## SET PROBLEM
Please say whether each statement below agrees with the passage on stereotyping, answering yes or no and quoting the deciding words. (a) Mollie Tibbetts vanished while jogging near her home. (b) Her body was found after a week-long search. (c) Cristhian Bahena Rivera is an undocumented immigrant from Mexico.

>> start PASSAGE SHOWN

One was the tendency to stereotype people in terms of their race and ethnicity by making sweeping generalisations.
We were quick to pass judgment on an entire community based on the behaviour of one or two people.
For instance, because people like Penny Sparrow and Vicki Momberg said racist things in public, many assumed all whites are bigots.
A crooked Indian businessman gets caught with his fingers in the cookie jar and an entire community acquires an unfair reputation.
Three black youngsters are prime suspects in a horrific murder and robbery case in a posh suburb and people shut their doors at the sight of any black man approaching.
Which brings me to the real-life and tragic story of Mollie Tibbetts, a bubbly 20-year-old student in Iowa in the US, who disappeared on July 18 while jogging near her home.
After a month-long search, her body was found and police arrested Cristhian Bahena Rivera.
It was a murder that shocked the nation, but just as tragic was the reaction to news that Rivera turns out to be an undocumented immigrant from Mexico.
In minutes, US President Donald Trump and other Republican politicians pounced on Mollie Tibbetts’s killing, politicising the tragedy by demanding a wall be built to keep out the “illegal aliens”, and implicitly blaming Democrats (who support open borders) for Tibbetts’s death.
A deeply grieving Tibbetts sr would have been forgiven for ignoring this blatant politicisation of his daughter’s killing but his reaction is a lesson for all South Africans.

>> end PASSAGE SHOWN
>> start DATASET RECORDS

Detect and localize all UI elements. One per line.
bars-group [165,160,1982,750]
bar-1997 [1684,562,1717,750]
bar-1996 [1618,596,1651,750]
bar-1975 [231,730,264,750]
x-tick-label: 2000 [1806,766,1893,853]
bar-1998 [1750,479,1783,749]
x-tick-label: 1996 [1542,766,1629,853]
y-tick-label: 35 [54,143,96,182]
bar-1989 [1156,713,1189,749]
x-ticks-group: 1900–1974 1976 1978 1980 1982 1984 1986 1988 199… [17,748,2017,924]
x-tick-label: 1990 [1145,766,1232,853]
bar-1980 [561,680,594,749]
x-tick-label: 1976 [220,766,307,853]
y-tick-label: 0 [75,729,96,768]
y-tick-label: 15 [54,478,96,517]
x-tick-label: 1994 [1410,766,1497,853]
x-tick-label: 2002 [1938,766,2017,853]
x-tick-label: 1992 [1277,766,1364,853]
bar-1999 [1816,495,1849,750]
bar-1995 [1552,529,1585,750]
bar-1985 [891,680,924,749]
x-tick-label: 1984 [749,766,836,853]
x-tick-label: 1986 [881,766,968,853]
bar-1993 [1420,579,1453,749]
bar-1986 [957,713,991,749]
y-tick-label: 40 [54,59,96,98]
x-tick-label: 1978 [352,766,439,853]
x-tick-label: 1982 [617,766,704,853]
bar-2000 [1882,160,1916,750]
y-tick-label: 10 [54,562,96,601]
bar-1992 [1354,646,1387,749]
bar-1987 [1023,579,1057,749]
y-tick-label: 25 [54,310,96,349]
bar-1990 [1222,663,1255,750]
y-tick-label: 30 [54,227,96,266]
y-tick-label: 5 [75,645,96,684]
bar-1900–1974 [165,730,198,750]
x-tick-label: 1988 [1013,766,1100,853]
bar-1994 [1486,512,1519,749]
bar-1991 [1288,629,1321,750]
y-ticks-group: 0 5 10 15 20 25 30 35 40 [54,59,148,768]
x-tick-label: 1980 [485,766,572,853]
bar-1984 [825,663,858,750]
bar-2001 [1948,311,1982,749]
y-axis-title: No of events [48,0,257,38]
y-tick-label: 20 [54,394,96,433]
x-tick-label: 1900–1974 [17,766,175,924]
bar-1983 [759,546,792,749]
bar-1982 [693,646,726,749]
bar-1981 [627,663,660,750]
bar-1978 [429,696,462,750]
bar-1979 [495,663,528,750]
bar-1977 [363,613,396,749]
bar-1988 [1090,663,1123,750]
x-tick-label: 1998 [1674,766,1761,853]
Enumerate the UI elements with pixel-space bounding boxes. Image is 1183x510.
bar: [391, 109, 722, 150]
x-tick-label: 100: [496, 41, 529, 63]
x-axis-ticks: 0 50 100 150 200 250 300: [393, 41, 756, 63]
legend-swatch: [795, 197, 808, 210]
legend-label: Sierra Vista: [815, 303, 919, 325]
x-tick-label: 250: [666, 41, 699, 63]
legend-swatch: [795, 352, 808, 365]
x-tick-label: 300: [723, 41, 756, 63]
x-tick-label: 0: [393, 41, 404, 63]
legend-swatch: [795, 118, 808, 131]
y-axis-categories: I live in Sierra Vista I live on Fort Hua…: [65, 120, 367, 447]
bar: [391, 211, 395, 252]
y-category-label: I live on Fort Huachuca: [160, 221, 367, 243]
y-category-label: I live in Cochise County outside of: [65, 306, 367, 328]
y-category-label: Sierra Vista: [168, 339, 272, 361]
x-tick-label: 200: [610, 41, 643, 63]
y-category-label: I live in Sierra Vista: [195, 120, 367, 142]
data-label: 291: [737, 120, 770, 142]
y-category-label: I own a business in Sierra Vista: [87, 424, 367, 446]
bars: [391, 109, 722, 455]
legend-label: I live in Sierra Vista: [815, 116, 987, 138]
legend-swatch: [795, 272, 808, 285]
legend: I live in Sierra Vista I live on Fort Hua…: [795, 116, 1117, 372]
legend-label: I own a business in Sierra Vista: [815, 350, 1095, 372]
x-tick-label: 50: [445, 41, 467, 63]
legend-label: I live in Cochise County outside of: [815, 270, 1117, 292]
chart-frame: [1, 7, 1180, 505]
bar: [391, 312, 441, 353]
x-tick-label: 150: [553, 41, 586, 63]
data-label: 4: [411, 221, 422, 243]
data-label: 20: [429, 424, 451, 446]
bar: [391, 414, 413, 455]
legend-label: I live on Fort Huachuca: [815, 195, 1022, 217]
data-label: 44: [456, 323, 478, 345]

>> end DATASET RECORDS

## EXERCISE OUTPUT
(a) Yes: "who disappeared on July 18 while jogging near her home"
(b) No: "After a month-long search, her body was found"
(c) Yes: "Rivera turns out to be an undocumented immigrant from Mexico"